### Work to do
Every line below that holds the string "الله" should be copied out.

### Information shown

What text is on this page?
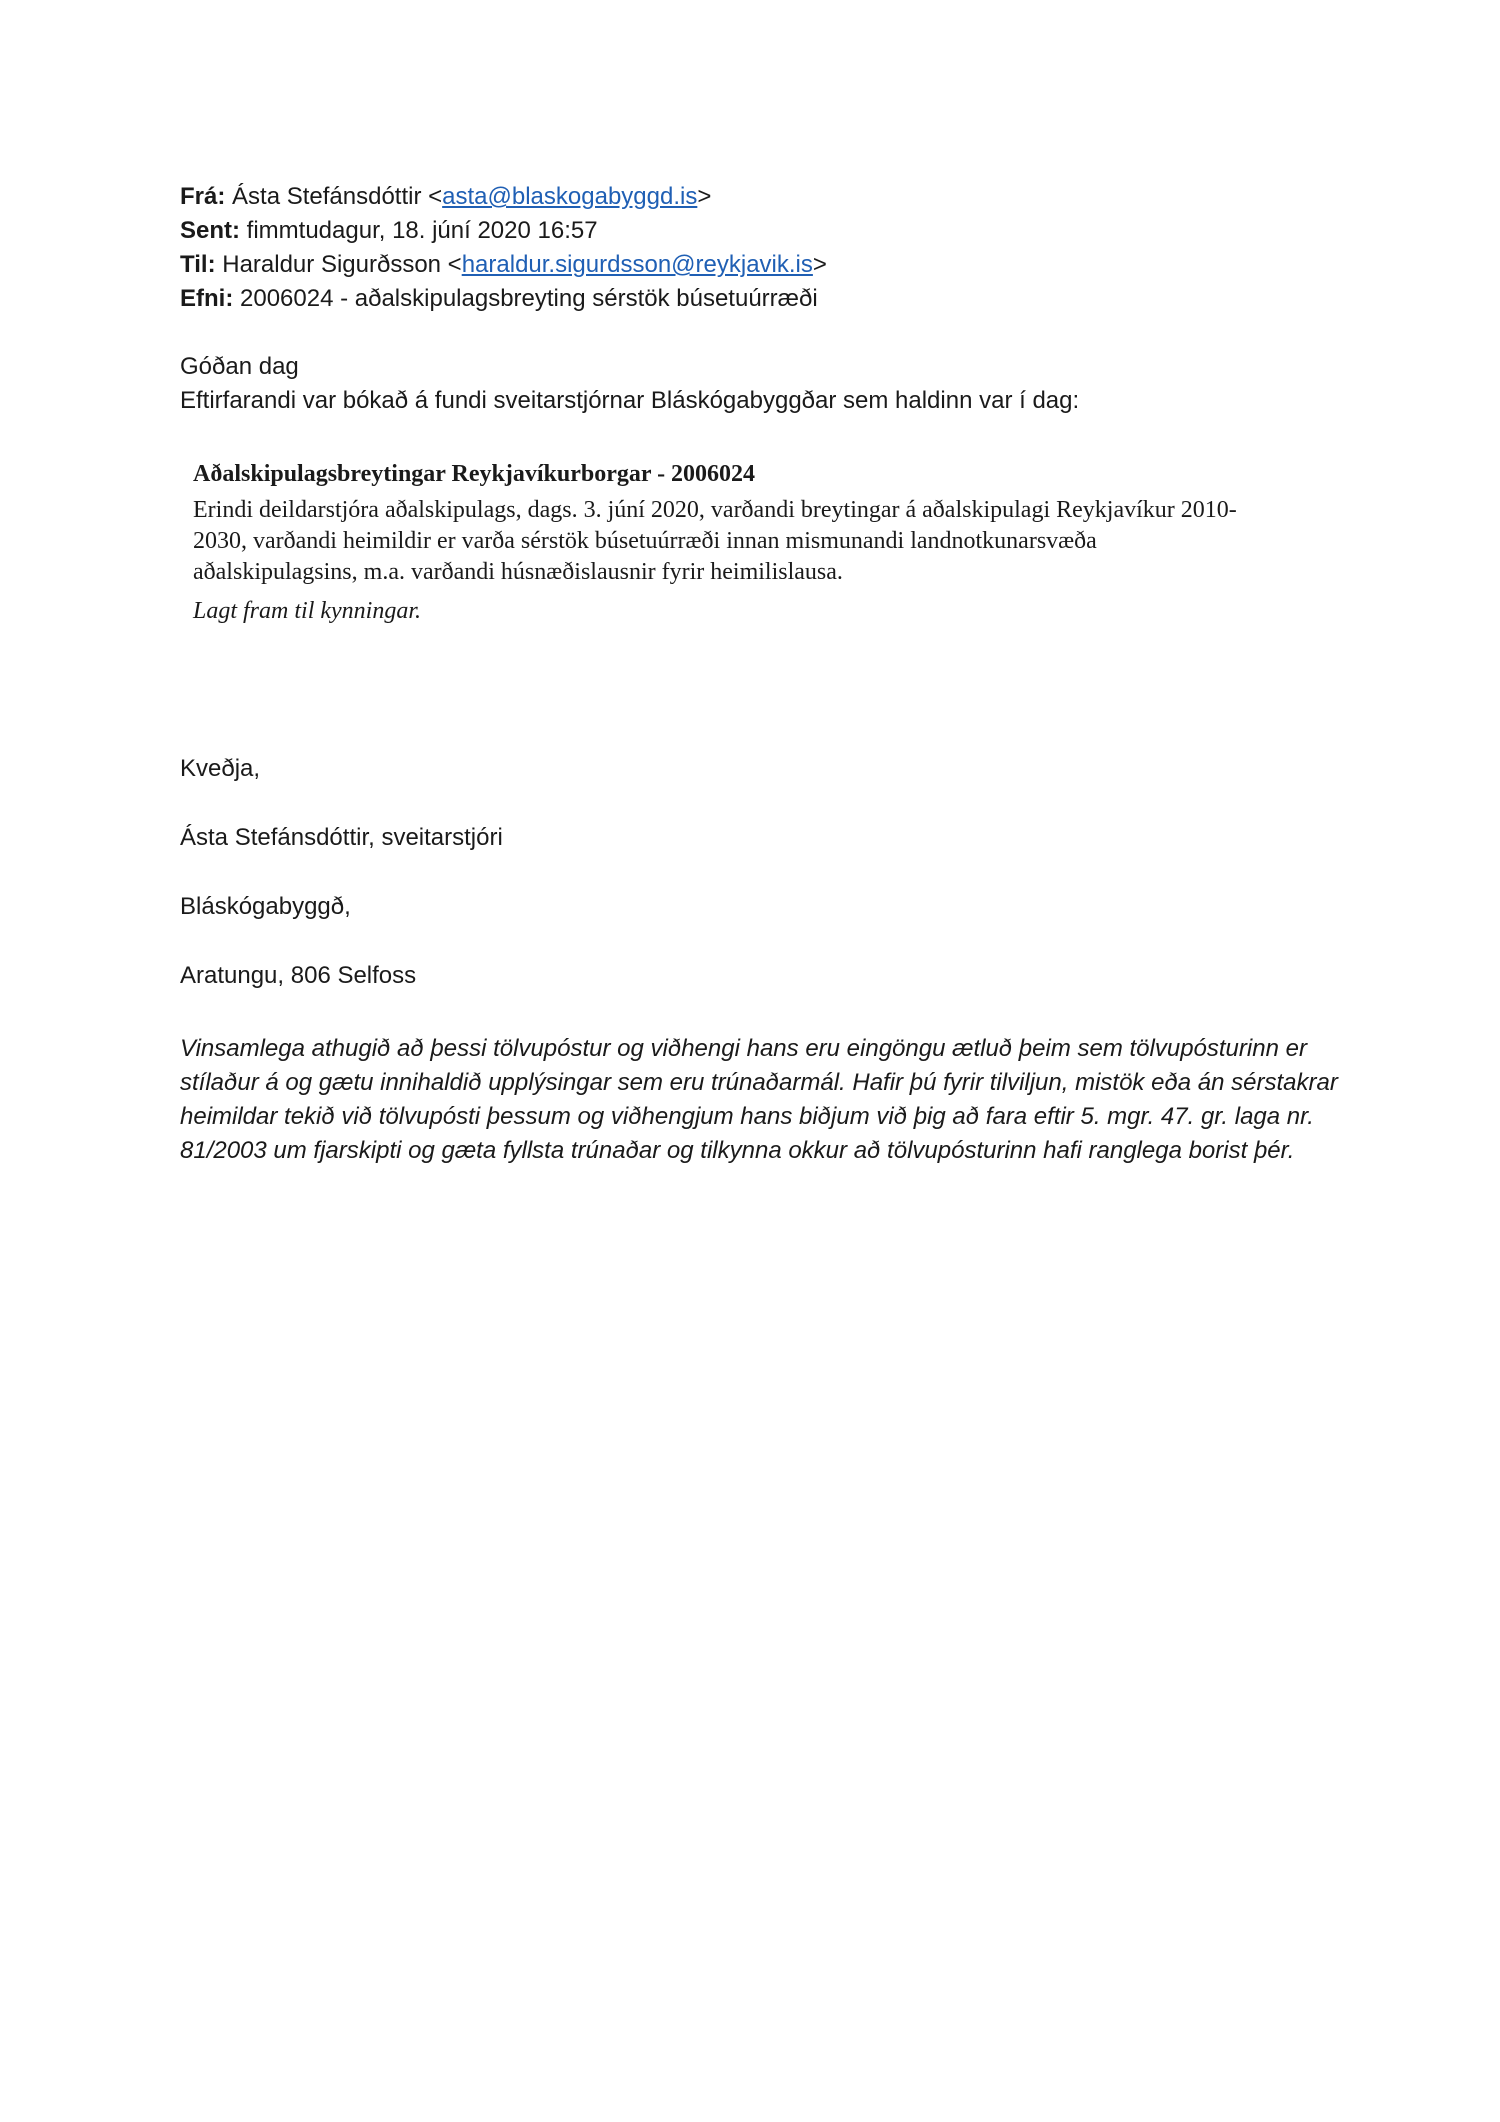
Frá: Ásta Stefánsdóttir <asta@blaskogabyggd.is>
Sent: fimmtudagur, 18. júní 2020 16:57
Til: Haraldur Sigurðsson <haraldur.sigurdsson@reykjavik.is>
Efni: 2006024 - aðalskipulagsbreyting sérstök búsetuúrræði
Góðan dag
Eftirfarandi var bókað á fundi sveitarstjórnar Bláskógabyggðar sem haldinn var í dag:
Aðalskipulagsbreytingar Reykjavíkurborgar - 2006024

Erindi deildarstjóra aðalskipulags, dags. 3. júní 2020, varðandi breytingar á aðalskipulagi Reykjavíkur 2010-2030, varðandi heimildir er varða sérstök búsetuúrræði innan mismunandi landnotkunarsvæða aðalskipulagsins, m.a. varðandi húsnæðislausnir fyrir heimilislausa.

Lagt fram til kynningar.
Kveðja,
Ásta Stefánsdóttir, sveitarstjóri
Bláskógabyggð,
Aratungu, 806 Selfoss
Vinsamlega athugið að þessi tölvupóstur og viðhengi hans eru eingöngu ætluð þeim sem tölvupósturinn er stílaður á og gætu innihaldið upplýsingar sem eru trúnaðarmál. Hafir þú fyrir tilviljun, mistök eða án sérstakrar heimildar tekið við tölvupósti þessum og viðhengjum hans biðjum við þig að fara eftir 5. mgr. 47. gr. laga nr. 81/2003 um fjarskipti og gæta fyllsta trúnaðar og tilkynna okkur að tölvupósturinn hafi ranglega borist þér.
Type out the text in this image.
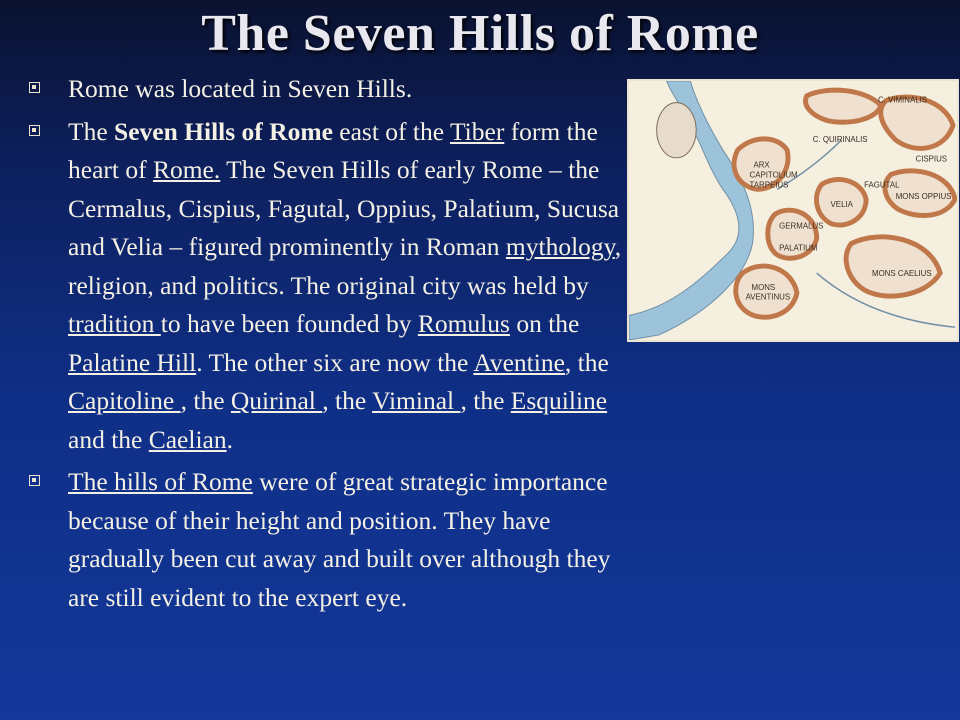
The Seven Hills of Rome
Rome was located in Seven Hills.
The Seven Hills of Rome east of the Tiber form the heart of Rome. The Seven Hills of early Rome – the Cermalus, Cispius, Fagutal, Oppius, Palatium, Sucusa and Velia – figured prominently in Roman mythology, religion, and politics. The original city was held by tradition to have been founded by Romulus on the Palatine Hill. The other six are now the Aventine, the Capitoline , the Quirinal , the Viminal , the Esquiline and the Caelian.
The hills of Rome were of great strategic importance because of their height and position. They have gradually been cut away and built over although they are still evident to the expert eye.
C. VIMINALIS
C. QUIRINALIS
CISPIUS
ARX
CAPITOLIUM
TARPEIUS	FAGUTAL
MONS OPPIUS
VELIA
GERMALUS
PALATIUM
MONS CAELIUS
MONS
AVENTINUS
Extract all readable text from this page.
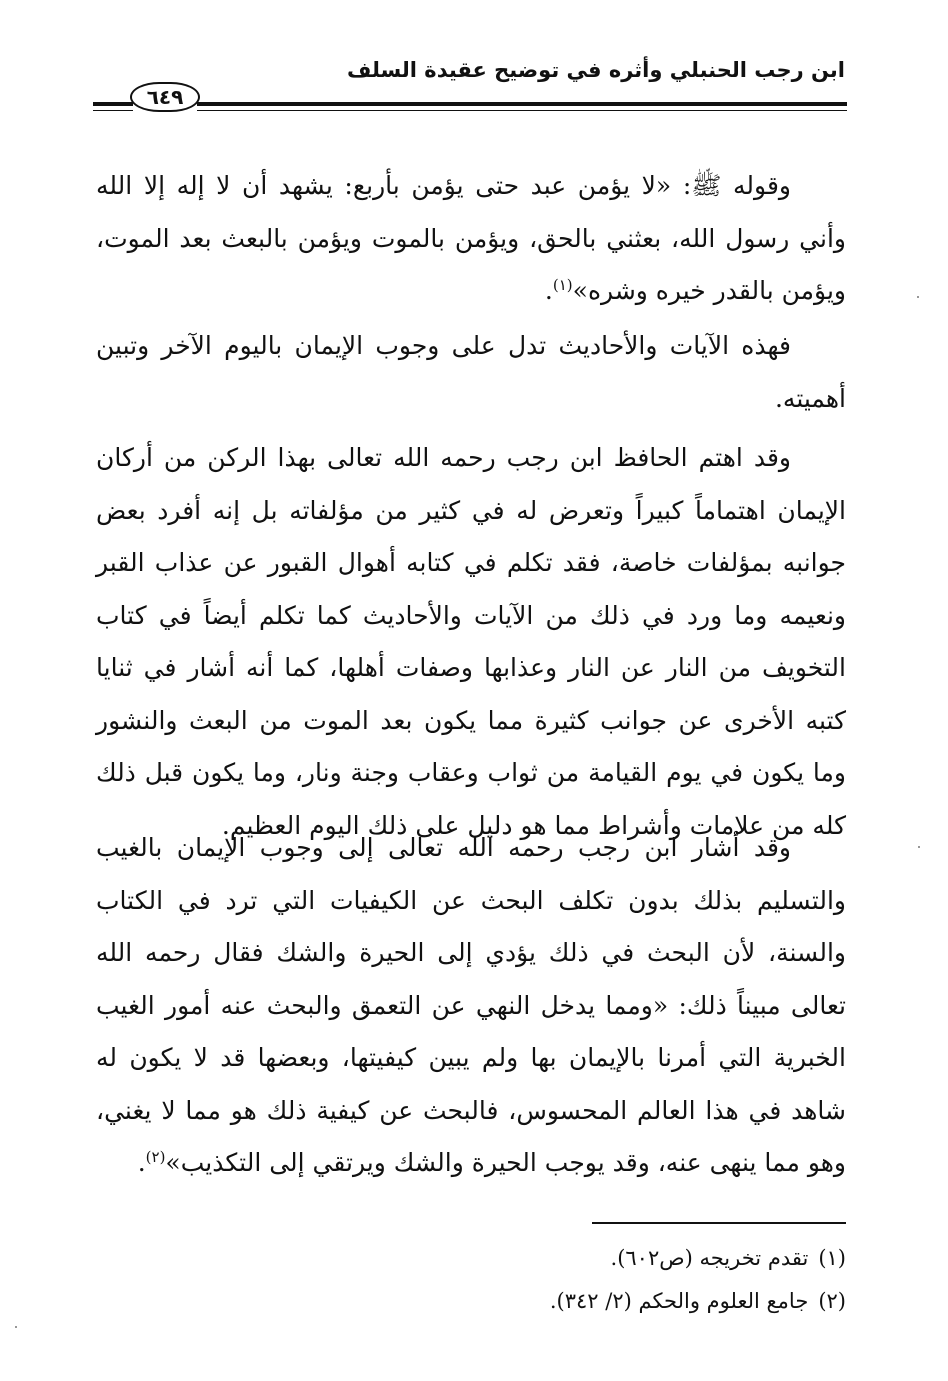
ابن رجب الحنبلي وأثره في توضيح عقيدة السلف
٦٤٩

وقوله ﷺ: «لا يؤمن عبد حتى يؤمن بأربع: يشهد أن لا إله إلا الله وأني رسول الله، بعثني بالحق، ويؤمن بالموت ويؤمن بالبعث بعد الموت، ويؤمن بالقدر خيره وشره»$^{(١)}$.

فهذه الآيات والأحاديث تدل على وجوب الإيمان باليوم الآخر وتبين أهميته.

وقد اهتم الحافظ ابن رجب رحمه الله تعالى بهذا الركن من أركان الإيمان اهتماماً كبيراً وتعرض له في كثير من مؤلفاته بل إنه أفرد بعض جوانبه بمؤلفات خاصة، فقد تكلم في كتابه أهوال القبور عن عذاب القبر ونعيمه وما ورد في ذلك من الآيات والأحاديث كما تكلم أيضاً في كتاب التخويف من النار عن النار وعذابها وصفات أهلها، كما أنه أشار في ثنايا كتبه الأخرى عن جوانب كثيرة مما يكون بعد الموت من البعث والنشور وما يكون في يوم القيامة من ثواب وعقاب وجنة ونار، وما يكون قبل ذلك كله من علامات وأشراط مما هو دليل على ذلك اليوم العظيم.

وقد أشار ابن رجب رحمه الله تعالى إلى وجوب الإيمان بالغيب والتسليم بذلك بدون تكلف البحث عن الكيفيات التي ترد في الكتاب والسنة، لأن البحث في ذلك يؤدي إلى الحيرة والشك فقال رحمه الله تعالى مبيناً ذلك: «ومما يدخل النهي عن التعمق والبحث عنه أمور الغيب الخبرية التي أمرنا بالإيمان بها ولم يبين كيفيتها، وبعضها قد لا يكون له شاهد في هذا العالم المحسوس، فالبحث عن كيفية ذلك هو مما لا يغني، وهو مما ينهى عنه، وقد يوجب الحيرة والشك ويرتقي إلى التكذيب»$^{(٢)}$.

(١)تقدم تخريجه (ص٦٠٢).

(٢)جامع العلوم والحكم (٢/ ٣٤٢).
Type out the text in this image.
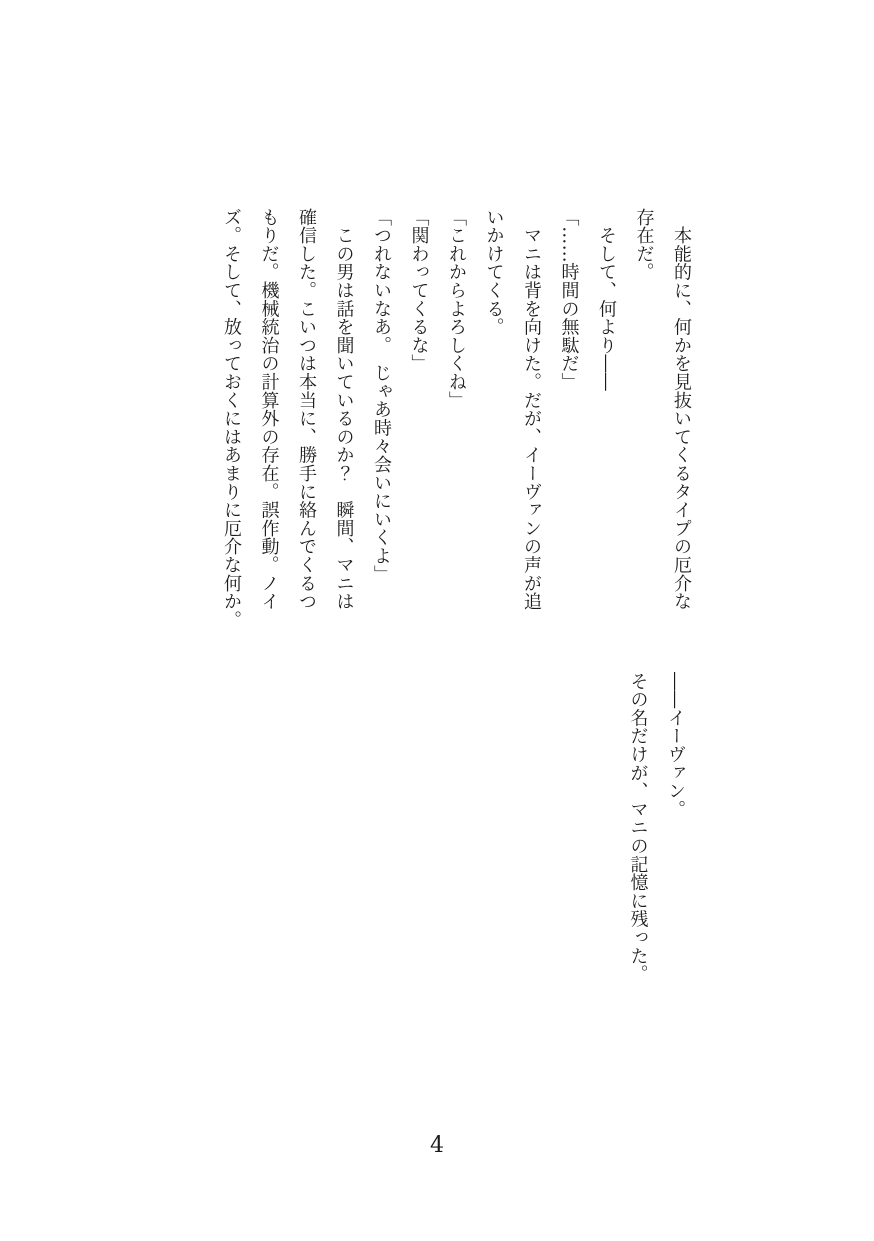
　本能的に、何かを見抜いてくるタイプの厄介な

存在だ。

　そして、何より――

「……時間の無駄だ」

　マニは背を向けた。だが、イーヴァンの声が追

いかけてくる。

「これからよろしくね」

「関わってくるな」

「つれないなあ。　じゃあ時々会いにいくよ」

　この男は話を聞いているのか？　瞬間、マニは

確信した。こいつは本当に、勝手に絡んでくるつ

もりだ。機械統治の計算外の存在。誤作動。ノイ

ズ。そして、放っておくにはあまりに厄介な何か。

――イーヴァン。

その名だけが、マニの記憶に残った。

4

### Output of the task
وقوله ﷺ: «لا يؤمن عبد حتى يؤمن بأربع: يشهد أن لا إله إلا الله وأني رسول الله، بعثني بالحق، ويؤمن بالموت ويؤمن بالبعث بعد الموت، ويؤمن بالقدر خيره وشره»$^{(١)}$.
وقد اهتم الحافظ ابن رجب رحمه الله تعالى بهذا الركن من أركان الإيمان اهتماماً كبيراً وتعرض له في كثير من مؤلفاته بل إنه أفرد بعض جوانبه بمؤلفات خاصة، فقد تكلم في كتابه أهوال القبور عن عذاب القبر ونعيمه وما ورد في ذلك من الآيات والأحاديث كما تكلم أيضاً في كتاب التخويف من النار عن النار وعذابها وصفات أهلها، كما أنه أشار في ثنايا كتبه الأخرى عن جوانب كثيرة مما يكون بعد الموت من البعث والنشور وما يكون في يوم القيامة من ثواب وعقاب وجنة ونار، وما يكون قبل ذلك كله من علامات وأشراط مما هو دليل على ذلك اليوم العظيم.
وقد أشار ابن رجب رحمه الله تعالى إلى وجوب الإيمان بالغيب والتسليم بذلك بدون تكلف البحث عن الكيفيات التي ترد في الكتاب والسنة، لأن البحث في ذلك يؤدي إلى الحيرة والشك فقال رحمه الله تعالى مبيناً ذلك: «ومما يدخل النهي عن التعمق والبحث عنه أمور الغيب الخبرية التي أمرنا بالإيمان بها ولم يبين كيفيتها، وبعضها قد لا يكون له شاهد في هذا العالم المحسوس، فالبحث عن كيفية ذلك هو مما لا يغني، وهو مما ينهى عنه، وقد يوجب الحيرة والشك ويرتقي إلى التكذيب»$^{(٢)}$.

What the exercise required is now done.